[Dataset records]
■ ■ ■

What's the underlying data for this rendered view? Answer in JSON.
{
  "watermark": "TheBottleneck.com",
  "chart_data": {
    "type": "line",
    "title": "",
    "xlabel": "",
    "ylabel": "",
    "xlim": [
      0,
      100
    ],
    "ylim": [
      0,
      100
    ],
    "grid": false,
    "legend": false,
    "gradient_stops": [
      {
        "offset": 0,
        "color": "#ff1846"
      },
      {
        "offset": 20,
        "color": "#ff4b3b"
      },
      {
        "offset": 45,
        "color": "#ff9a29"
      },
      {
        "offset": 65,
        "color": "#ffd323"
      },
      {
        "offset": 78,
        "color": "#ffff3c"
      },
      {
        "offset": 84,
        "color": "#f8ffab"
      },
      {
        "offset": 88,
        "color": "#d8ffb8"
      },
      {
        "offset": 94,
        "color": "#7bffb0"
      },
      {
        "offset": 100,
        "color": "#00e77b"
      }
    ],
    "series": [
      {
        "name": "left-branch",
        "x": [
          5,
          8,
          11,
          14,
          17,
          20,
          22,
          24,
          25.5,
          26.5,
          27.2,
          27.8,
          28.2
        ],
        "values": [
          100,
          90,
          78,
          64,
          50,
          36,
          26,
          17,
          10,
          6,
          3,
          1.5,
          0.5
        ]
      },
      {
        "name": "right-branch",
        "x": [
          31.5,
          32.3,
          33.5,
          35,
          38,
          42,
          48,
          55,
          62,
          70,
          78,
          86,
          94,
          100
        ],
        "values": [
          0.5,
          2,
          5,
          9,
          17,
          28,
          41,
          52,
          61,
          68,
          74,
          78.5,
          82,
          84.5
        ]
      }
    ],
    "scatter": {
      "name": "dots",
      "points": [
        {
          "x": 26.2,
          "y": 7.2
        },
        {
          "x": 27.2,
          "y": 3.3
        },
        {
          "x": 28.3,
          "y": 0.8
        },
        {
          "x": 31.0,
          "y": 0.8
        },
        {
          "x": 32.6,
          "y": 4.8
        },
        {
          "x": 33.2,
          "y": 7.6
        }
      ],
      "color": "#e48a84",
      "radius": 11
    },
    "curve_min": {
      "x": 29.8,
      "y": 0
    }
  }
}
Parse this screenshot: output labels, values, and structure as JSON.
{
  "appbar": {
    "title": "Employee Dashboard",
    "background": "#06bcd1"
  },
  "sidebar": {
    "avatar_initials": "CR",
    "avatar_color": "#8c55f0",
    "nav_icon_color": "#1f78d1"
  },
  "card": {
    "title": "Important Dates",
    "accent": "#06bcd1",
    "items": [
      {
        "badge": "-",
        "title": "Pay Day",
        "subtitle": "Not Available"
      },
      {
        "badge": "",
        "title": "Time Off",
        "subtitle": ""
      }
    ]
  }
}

■ ■ ■

**What to work on**
Show the lines of the material that contain the word "JSON".

**Answer to this task**
What's the underlying data for this rendered view? Answer in JSON.
Parse this screenshot: output labels, values, and structure as JSON.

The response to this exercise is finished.